[Given exercise 1] In the records, rewrite the lines from the line with "random-group-title: 配置随机发生器 [246,259,337,276]" up to and including the line with "start-button[interactable] [552,45,598,77]", replacing "interactable" with "clickable" and leaving everything else unchanged.

Old Glory Lemon Meringue Pie ale

This morning we have a light misty rain falling. There’s rain likely in the forecast for the next week – it’s western Washington in June, right? My other two daughters, Jamie and Shauna, will be coming here in the next couple of days. It will be the first time we’ve all been together since Shauna’s graduation from law school in May of 2015.

 

The Road North

When we pulled out of Lake Shastina Tuesday morning, we vowed to return for longer stay in the future. It’s such a beautiful and quiet setting. Our route took us north on Big Springs Road to County Road A12 – also called the 97-99 Cutoff. This took us west to I-5. We were surprised at the number of large houses we passed along the way. I wondered aloud where the money was coming from and whether these were primary residences or vacation homes. It’s a pretty remote area.

We drove north through Yreka and crossed the border into Oregon. A few miles past the border, we reached the Siskiyou Mountain Summit – this is the highest point on I-5 at 4,310 feet. Once we were over the pass, we hit a seven-mile 7% downgrade. We dropped over 2,300 feet of elevation. I was thanking Jacobs Engineering for their marvelous engine compression brake – affectionately known as a Jake brake. The Jake brake on our Cummins ISL engine has two settings – low and high. By toggling back and forth between the two, I was able to control our downhill speed without using the regular service brakes – I only stabbed at the brake pedal a couple of times when we approached tight curves in the road.

We passed through Ashland and Medford. The interstate has a series of summits as it undulates through the mountains. We would quickly climb a thousand feet or so, then immediately drop back down only to repeat the process time and again. We crossed both the south and north Umqua River. North of Roseburg, we pulled off at Sutherlin – a small town on the North Umpqua River. Our destination was the SKP Timber Valley RV Park. As Escapees members, we were able to dry camp in the park for a five-dollar fee.

We found a site long enough to back into without dropping the trailer and set up.

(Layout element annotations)

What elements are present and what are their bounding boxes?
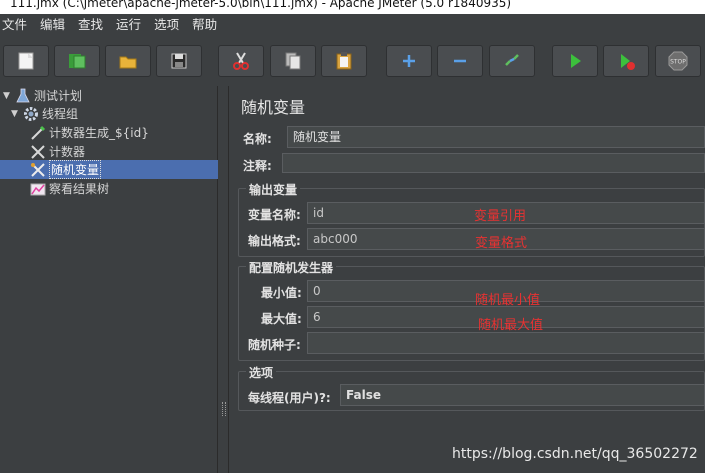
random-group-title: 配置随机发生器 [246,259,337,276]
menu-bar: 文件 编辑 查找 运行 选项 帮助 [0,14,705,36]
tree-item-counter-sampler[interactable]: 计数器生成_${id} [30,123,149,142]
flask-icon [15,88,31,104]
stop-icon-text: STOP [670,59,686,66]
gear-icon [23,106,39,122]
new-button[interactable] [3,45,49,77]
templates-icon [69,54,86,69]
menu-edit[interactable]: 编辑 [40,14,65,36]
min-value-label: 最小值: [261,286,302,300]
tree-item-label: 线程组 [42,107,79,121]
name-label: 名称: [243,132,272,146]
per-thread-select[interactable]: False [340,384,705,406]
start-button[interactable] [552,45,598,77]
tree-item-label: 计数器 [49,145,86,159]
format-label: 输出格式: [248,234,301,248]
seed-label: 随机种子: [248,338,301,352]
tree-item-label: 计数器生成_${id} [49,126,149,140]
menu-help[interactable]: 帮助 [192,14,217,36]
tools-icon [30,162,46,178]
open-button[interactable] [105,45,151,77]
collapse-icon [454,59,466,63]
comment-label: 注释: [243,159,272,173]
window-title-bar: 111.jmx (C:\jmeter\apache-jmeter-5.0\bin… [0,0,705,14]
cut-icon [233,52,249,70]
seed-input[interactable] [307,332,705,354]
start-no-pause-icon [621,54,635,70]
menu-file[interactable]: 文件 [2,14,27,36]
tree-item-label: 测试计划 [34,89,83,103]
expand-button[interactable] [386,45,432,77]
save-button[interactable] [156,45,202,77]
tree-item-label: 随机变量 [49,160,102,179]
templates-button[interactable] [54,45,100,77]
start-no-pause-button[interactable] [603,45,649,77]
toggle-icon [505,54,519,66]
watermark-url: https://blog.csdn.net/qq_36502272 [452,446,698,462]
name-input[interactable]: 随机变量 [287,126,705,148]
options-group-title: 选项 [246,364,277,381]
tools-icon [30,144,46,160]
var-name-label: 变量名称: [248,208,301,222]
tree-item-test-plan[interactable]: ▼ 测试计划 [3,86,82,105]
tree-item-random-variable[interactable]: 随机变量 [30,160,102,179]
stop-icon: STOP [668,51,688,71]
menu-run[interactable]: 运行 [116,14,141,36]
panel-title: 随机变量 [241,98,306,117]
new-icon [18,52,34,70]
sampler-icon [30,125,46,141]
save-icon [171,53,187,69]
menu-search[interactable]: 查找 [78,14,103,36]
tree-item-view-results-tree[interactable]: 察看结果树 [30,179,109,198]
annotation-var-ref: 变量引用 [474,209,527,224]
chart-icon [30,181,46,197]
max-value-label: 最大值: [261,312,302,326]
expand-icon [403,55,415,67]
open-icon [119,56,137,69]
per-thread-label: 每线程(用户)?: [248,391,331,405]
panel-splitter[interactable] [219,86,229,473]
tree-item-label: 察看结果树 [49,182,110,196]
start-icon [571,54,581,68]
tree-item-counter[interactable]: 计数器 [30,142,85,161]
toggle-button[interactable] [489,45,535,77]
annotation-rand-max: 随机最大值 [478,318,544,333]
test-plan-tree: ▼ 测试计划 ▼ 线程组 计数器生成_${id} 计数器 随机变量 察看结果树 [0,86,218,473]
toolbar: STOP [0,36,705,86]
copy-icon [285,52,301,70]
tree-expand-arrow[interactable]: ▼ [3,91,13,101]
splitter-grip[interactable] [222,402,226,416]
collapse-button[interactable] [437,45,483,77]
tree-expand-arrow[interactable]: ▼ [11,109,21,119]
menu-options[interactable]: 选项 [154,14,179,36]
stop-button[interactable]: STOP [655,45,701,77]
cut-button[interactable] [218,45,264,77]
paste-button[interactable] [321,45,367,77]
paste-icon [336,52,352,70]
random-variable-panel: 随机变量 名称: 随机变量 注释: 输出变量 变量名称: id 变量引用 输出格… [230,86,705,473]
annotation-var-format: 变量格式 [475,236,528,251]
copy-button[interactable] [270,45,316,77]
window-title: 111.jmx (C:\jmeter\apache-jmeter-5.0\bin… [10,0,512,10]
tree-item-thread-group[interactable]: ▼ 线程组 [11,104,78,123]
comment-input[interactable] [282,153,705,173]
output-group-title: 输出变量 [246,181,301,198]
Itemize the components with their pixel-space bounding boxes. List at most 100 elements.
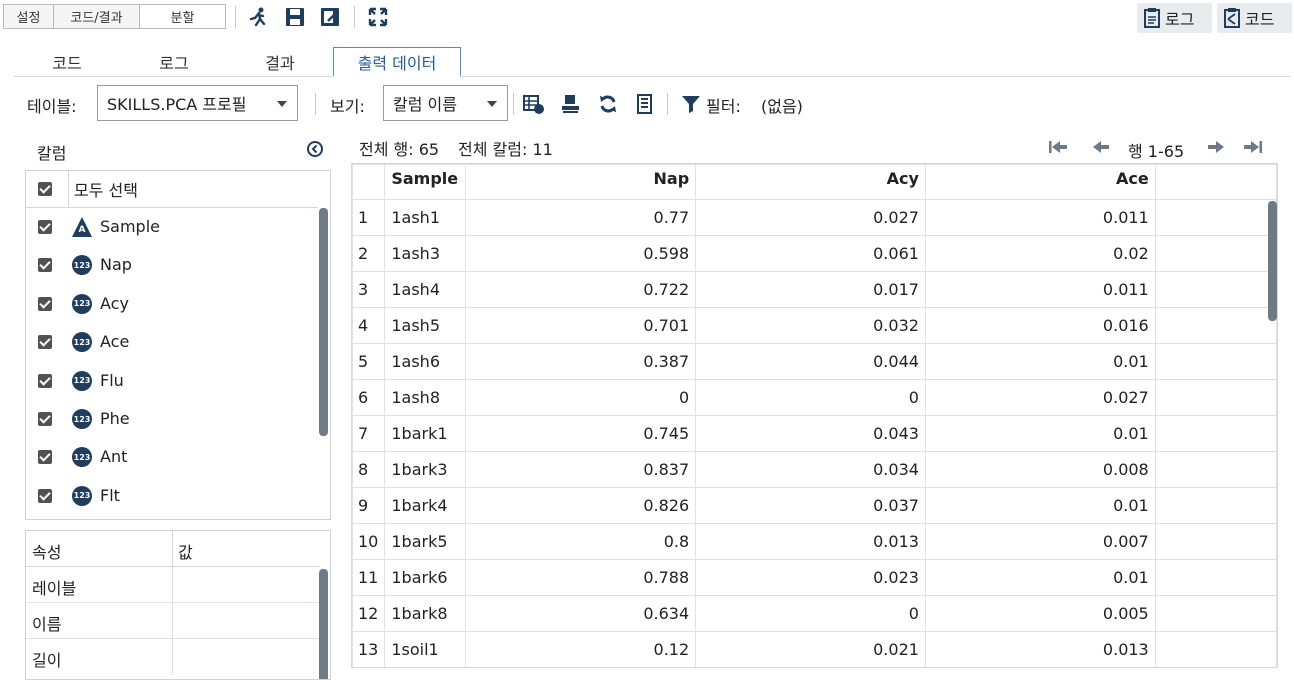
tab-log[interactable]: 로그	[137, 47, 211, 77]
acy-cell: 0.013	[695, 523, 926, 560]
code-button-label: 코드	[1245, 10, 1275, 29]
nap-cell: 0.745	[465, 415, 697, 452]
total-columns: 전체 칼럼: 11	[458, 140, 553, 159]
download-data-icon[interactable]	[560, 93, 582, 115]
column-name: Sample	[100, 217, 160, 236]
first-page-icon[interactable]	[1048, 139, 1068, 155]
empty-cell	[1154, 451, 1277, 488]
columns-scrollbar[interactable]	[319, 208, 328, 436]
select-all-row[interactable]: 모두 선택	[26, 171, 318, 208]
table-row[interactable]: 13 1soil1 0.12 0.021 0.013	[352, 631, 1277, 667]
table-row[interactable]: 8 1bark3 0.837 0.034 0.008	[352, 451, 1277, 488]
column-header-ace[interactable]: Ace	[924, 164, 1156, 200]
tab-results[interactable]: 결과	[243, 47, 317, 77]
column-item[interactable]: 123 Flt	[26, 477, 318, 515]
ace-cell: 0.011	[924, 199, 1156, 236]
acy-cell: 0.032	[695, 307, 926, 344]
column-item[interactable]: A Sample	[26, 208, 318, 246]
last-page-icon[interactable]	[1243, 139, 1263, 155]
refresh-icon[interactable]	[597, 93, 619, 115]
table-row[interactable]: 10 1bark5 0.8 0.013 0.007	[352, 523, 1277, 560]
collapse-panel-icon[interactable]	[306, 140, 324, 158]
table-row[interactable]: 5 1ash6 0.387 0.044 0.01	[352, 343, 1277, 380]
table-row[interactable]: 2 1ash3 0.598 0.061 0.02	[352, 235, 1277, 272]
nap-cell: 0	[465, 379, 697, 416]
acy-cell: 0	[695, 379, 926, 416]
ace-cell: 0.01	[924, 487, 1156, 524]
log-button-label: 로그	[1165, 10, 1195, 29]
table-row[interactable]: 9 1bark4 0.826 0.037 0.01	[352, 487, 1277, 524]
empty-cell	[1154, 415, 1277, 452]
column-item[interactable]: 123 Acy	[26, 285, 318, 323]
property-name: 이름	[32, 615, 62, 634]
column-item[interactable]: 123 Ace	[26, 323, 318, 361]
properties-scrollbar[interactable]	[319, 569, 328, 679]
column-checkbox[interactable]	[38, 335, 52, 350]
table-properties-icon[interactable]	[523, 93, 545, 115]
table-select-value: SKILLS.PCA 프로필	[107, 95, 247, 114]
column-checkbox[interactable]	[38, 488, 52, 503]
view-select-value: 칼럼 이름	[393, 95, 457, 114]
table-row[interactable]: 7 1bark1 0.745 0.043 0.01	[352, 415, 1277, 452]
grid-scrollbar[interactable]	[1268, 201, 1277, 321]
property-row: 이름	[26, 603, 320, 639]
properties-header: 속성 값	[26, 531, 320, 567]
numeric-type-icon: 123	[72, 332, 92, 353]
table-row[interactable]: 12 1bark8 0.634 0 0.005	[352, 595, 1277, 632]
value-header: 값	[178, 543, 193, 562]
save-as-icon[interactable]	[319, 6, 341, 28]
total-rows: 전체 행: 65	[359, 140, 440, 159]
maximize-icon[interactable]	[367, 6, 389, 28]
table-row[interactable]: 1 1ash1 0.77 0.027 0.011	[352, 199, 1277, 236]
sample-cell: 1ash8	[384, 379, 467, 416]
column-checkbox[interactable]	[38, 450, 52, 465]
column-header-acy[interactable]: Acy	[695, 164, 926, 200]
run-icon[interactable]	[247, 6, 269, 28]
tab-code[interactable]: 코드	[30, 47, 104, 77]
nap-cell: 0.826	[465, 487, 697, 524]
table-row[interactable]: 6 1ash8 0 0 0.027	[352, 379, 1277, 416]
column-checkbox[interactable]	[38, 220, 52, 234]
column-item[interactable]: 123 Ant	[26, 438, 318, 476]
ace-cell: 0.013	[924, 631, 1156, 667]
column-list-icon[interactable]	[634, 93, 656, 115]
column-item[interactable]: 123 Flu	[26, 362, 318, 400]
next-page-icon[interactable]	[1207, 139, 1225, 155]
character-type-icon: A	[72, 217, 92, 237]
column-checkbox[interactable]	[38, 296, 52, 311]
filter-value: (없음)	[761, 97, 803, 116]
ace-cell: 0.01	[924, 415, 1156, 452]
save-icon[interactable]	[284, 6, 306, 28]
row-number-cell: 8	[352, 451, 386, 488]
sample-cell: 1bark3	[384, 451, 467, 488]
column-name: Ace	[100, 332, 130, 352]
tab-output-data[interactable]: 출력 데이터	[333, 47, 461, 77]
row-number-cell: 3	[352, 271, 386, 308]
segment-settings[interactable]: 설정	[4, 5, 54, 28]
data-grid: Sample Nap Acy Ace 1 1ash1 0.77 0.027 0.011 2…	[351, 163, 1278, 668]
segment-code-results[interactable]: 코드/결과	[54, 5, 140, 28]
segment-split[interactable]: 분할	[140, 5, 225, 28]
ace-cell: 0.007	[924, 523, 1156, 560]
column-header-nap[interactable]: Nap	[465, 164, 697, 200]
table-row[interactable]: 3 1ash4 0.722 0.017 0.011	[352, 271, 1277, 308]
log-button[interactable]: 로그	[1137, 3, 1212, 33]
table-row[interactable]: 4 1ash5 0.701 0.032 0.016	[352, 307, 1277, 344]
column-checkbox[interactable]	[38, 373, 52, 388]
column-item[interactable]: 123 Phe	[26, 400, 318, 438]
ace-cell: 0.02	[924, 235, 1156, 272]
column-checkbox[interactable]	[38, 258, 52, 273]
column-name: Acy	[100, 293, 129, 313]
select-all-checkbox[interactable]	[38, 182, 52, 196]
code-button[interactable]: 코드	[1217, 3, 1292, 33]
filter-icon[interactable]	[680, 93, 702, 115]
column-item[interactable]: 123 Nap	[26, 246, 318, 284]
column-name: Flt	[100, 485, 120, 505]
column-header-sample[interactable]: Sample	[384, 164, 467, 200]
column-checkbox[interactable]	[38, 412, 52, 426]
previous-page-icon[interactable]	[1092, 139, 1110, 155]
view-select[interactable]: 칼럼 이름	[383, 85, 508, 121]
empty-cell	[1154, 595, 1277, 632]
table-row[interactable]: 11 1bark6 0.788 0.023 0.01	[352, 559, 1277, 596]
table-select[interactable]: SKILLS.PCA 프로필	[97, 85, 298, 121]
---
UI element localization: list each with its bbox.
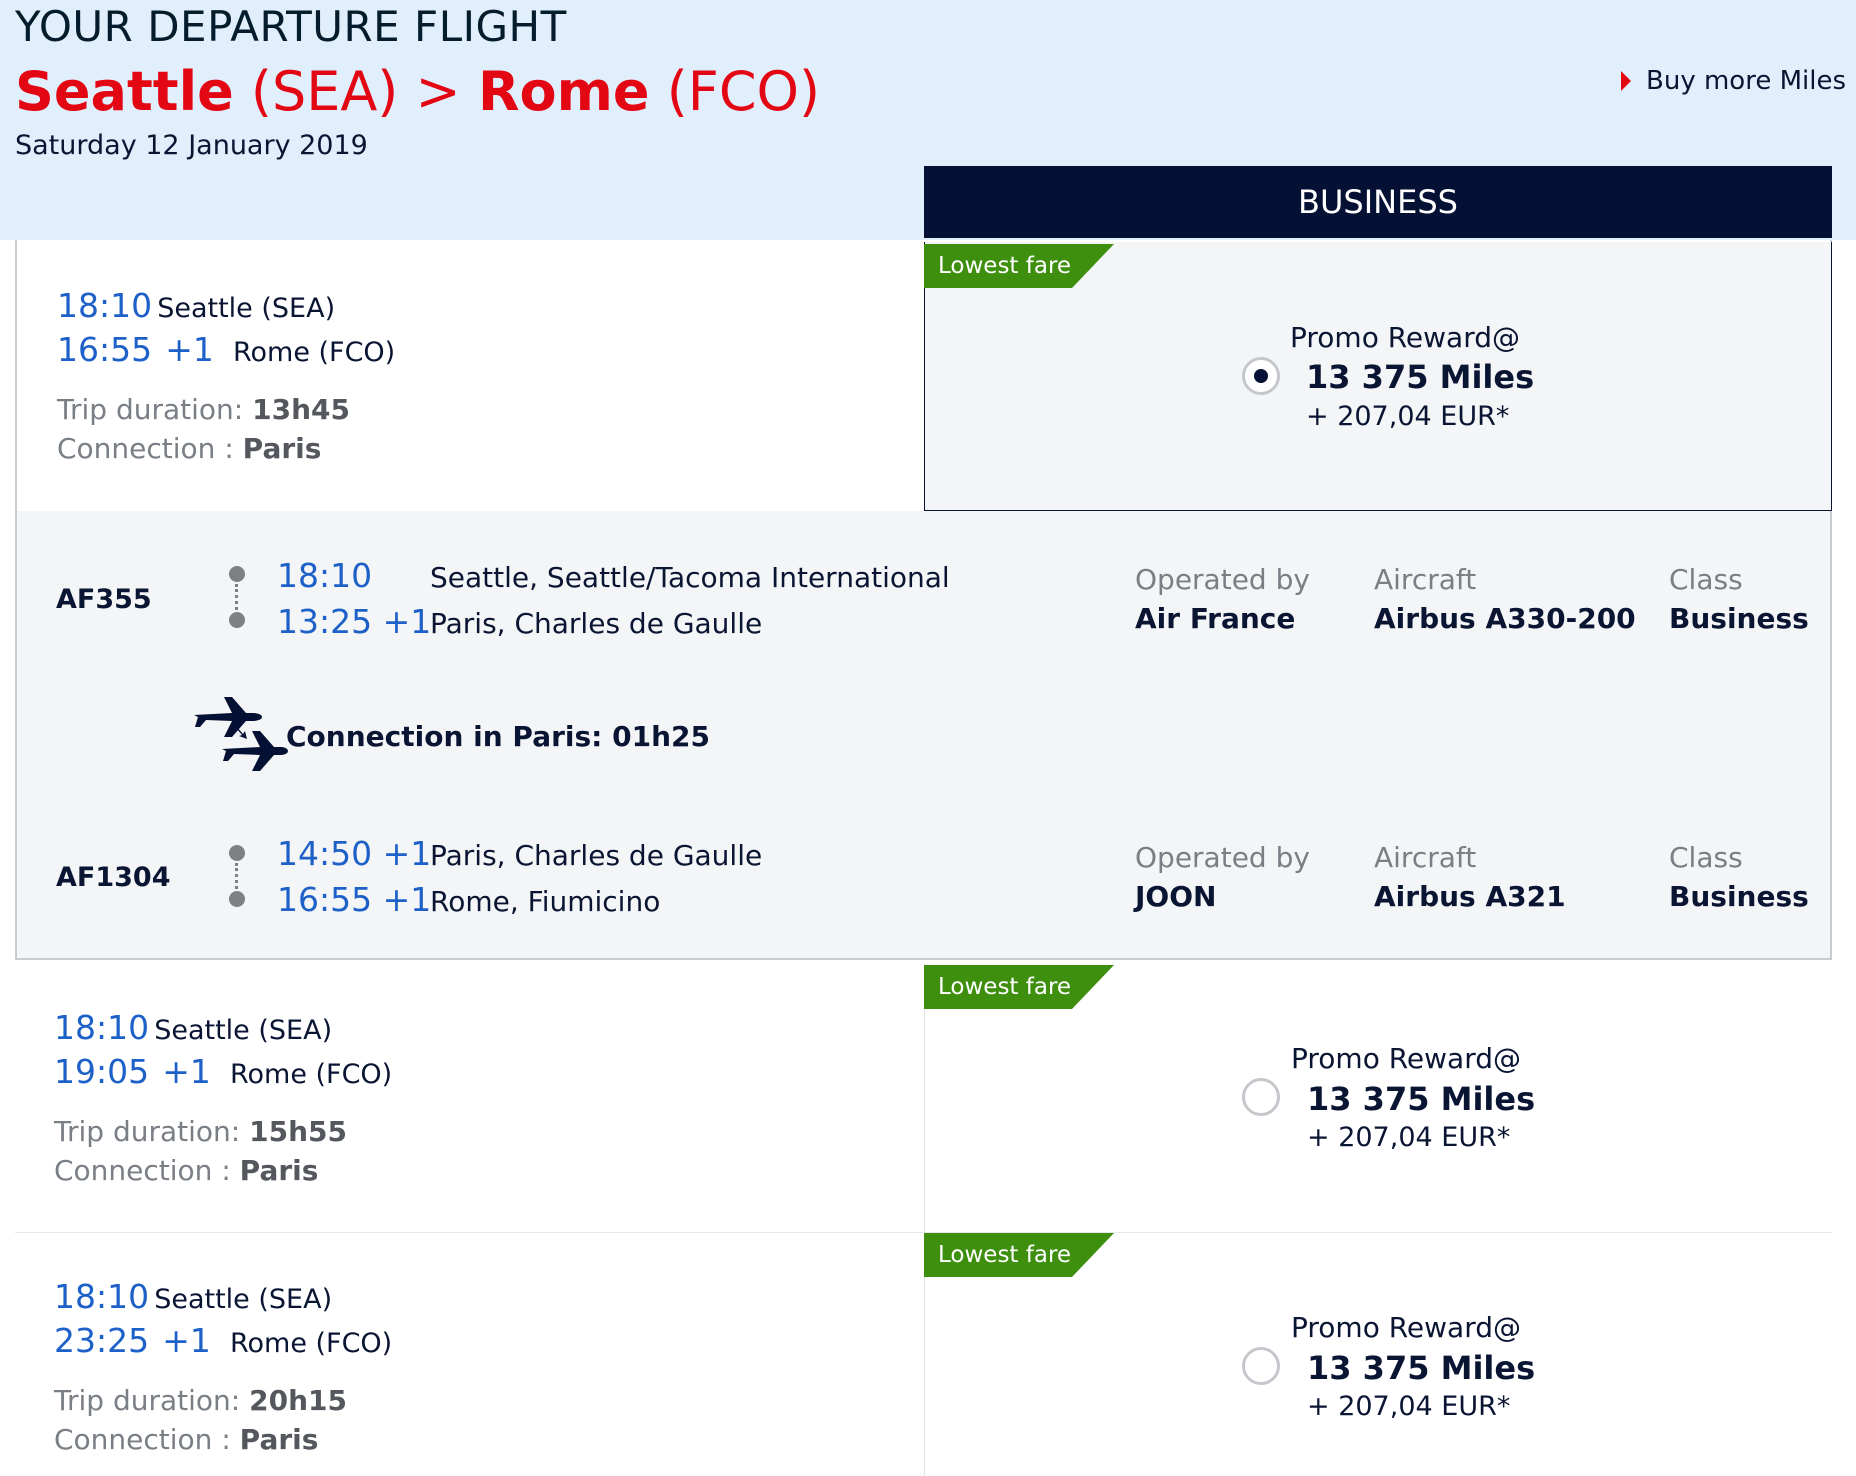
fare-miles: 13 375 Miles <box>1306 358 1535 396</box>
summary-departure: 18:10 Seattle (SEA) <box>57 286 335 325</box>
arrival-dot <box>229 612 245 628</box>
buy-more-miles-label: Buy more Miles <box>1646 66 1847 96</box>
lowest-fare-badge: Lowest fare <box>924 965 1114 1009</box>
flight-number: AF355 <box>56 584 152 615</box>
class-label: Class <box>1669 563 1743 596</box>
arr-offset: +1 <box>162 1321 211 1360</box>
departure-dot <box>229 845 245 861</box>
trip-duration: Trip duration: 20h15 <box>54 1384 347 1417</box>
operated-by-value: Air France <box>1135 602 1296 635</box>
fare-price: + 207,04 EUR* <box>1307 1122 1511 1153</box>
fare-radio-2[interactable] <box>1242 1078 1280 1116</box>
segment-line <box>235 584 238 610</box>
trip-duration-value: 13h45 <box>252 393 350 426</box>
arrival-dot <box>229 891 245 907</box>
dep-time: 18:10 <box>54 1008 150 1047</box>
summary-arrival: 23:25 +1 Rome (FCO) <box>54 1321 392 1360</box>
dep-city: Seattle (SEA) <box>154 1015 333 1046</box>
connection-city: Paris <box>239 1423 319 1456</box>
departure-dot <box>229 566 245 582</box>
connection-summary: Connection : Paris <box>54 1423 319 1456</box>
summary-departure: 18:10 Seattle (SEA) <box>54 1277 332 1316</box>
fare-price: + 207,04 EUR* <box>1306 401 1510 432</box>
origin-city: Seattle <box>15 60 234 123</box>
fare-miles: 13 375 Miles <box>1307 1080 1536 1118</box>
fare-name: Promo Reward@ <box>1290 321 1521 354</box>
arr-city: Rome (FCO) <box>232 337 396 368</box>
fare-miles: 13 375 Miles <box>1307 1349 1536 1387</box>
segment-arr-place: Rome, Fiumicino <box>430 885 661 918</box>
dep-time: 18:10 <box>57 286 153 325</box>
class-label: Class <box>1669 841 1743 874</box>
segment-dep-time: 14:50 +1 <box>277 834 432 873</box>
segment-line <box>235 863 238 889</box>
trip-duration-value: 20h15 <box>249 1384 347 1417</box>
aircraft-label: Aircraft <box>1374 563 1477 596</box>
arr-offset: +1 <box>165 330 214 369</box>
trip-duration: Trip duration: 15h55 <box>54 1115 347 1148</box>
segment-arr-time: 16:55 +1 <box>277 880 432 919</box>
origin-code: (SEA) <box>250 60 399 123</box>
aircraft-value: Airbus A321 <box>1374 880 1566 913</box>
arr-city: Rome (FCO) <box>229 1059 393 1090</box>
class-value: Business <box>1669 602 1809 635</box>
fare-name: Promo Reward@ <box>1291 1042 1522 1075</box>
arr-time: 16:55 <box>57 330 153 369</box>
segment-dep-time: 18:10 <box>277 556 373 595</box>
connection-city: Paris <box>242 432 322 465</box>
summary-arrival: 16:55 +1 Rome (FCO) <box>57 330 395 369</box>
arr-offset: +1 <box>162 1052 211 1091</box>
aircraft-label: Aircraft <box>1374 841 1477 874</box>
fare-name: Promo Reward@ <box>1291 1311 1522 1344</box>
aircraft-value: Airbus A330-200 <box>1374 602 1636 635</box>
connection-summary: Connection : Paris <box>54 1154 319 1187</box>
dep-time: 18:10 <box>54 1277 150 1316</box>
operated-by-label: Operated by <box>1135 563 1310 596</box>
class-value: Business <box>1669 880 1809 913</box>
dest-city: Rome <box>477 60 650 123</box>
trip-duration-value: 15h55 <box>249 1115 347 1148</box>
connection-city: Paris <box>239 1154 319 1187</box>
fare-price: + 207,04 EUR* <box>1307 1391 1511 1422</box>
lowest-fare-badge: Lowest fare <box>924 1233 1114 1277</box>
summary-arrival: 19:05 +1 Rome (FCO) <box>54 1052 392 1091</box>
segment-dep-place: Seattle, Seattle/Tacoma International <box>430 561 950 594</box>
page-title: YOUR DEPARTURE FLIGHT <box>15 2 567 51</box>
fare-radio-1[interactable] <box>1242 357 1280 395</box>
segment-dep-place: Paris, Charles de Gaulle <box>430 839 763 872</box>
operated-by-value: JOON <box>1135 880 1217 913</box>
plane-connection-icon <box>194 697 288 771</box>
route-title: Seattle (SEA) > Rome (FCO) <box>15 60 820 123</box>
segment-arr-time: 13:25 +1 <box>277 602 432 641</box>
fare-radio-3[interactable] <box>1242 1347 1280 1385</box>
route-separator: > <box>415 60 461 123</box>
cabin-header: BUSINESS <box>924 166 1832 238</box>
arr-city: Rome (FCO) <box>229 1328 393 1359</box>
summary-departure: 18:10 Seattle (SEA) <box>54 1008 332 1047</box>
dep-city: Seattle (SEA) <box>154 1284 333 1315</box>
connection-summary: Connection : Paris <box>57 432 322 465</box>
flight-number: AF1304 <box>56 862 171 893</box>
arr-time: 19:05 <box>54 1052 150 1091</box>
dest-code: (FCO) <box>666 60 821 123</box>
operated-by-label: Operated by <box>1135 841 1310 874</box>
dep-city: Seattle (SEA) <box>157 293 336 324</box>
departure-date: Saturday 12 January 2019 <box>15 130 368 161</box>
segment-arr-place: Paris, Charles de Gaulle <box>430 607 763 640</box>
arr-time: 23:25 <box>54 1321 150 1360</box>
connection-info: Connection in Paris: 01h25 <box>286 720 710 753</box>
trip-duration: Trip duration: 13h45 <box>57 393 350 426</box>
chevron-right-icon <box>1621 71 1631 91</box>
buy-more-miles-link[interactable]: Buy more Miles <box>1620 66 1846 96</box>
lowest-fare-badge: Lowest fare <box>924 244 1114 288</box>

[Given exercise 2] Return the passage of the road trip text from "This morning we" up to and including "pretty remote area.", copied word for word.

[Full solution 1]
random-group-title: 配置随机发生器 [246,259,337,276]
menu-bar: 文件 编辑 查找 运行 选项 帮助 [0,14,705,36]
tree-item-counter-sampler[clickable]: 计数器生成_${id} [30,123,149,142]
flask-icon [15,88,31,104]
stop-icon-text: STOP [670,59,686,66]
gear-icon [23,106,39,122]
new-button[clickable] [3,45,49,77]
templates-icon [69,54,86,69]
menu-edit[clickable]: 编辑 [40,14,65,36]
min-value-label: 最小值: [261,286,302,300]
tree-item-label: 线程组 [42,107,79,121]
name-label: 名称: [243,132,272,146]
per-thread-select[clickable]: False [340,384,705,406]
start-button[clickable] [552,45,598,77]

[Full solution 2]
This morning we have a light misty rain falling. There’s rain likely in the forecast for the next week – it’s western Washington in June, right? My other two daughters, Jamie and Shauna, will be coming here in the next couple of days. It will be the first time we’ve all been together since Shauna’s graduation from law school in May of 2015.

 

The Road North

When we pulled out of Lake Shastina Tuesday morning, we vowed to return for longer stay in the future. It’s such a beautiful and quiet setting. Our route took us north on Big Springs Road to County Road A12 – also called the 97-99 Cutoff. This took us west to I-5. We were surprised at the number of large houses we passed along the way. I wondered aloud where the money was coming from and whether these were primary residences or vacation homes. It’s a pretty remote area.